» Stated problem
Which lines below hold the word "Несколько"? Report each one.

» Supplied material

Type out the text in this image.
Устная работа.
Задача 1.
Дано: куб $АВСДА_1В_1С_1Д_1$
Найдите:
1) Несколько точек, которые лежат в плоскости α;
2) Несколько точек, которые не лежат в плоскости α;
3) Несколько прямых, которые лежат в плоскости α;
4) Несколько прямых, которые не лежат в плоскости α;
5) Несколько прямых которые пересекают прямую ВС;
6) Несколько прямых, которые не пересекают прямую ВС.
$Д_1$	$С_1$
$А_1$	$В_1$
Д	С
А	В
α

» Written answer
1) Несколько точек, которые лежат в плоскости α;
2) Несколько точек, которые не лежат в плоскости α;
3) Несколько прямых, которые лежат в плоскости α;
4) Несколько прямых, которые не лежат в плоскости α;
5) Несколько прямых которые пересекают прямую ВС;
6) Несколько прямых, которые не пересекают прямую ВС.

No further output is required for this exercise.